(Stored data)
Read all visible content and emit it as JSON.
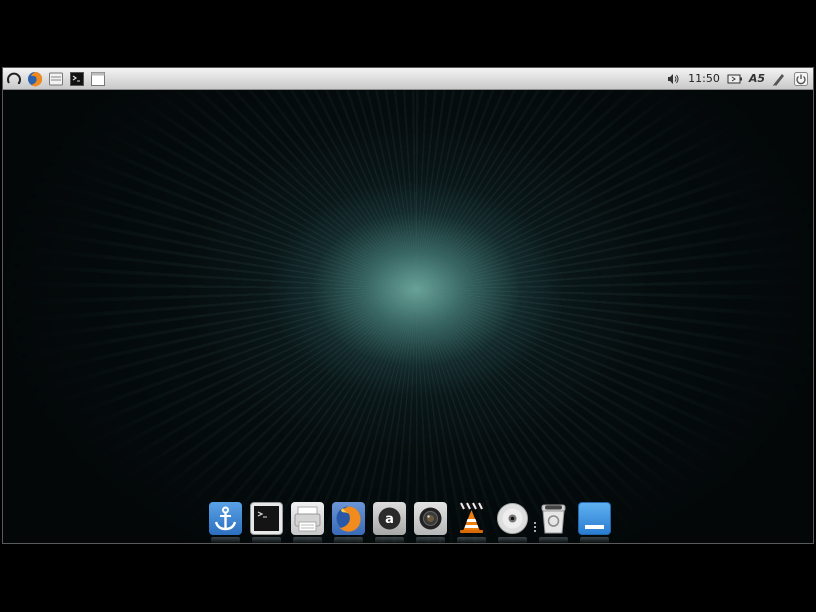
{
  "panel": {
    "left_launchers": [
      {
        "name": "menu",
        "icon": "menu-spiral-icon"
      },
      {
        "name": "firefox",
        "icon": "firefox-icon"
      },
      {
        "name": "file-manager",
        "icon": "file-manager-icon"
      },
      {
        "name": "terminal",
        "icon": "terminal-icon"
      },
      {
        "name": "blank-window",
        "icon": "window-icon"
      }
    ],
    "tray": {
      "volume_icon": "volume-icon",
      "clock": "11:50",
      "battery_icon": "battery-icon",
      "keyboard_layout_icon": "keyboard-layout-icon",
      "keyboard_layout_text": "A5",
      "pen_icon": "pen-icon",
      "power_icon": "power-icon"
    },
    "background_color": "#dcdcdc"
  },
  "desktop": {
    "glow_color": "#6aa89e",
    "background_color": "#030708"
  },
  "dock": {
    "items": [
      {
        "name": "anchor",
        "icon": "anchor-icon"
      },
      {
        "name": "terminal",
        "icon": "terminal-icon"
      },
      {
        "name": "printer",
        "icon": "printer-icon"
      },
      {
        "name": "firefox",
        "icon": "firefox-icon"
      },
      {
        "name": "letter-a-app",
        "icon": "letter-a-icon",
        "text": "a"
      },
      {
        "name": "camera",
        "icon": "camera-icon"
      },
      {
        "name": "vlc",
        "icon": "vlc-cone-icon"
      },
      {
        "name": "disc",
        "icon": "disc-icon"
      },
      {
        "name": "trash",
        "icon": "trash-icon"
      },
      {
        "name": "desktop",
        "icon": "show-desktop-icon"
      }
    ]
  }
}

▶ _Problem requirements_: Copy out all lines above that include the string "manager".

▶ _Final result_:
        "name": "file-manager",
        "icon": "file-manager-icon"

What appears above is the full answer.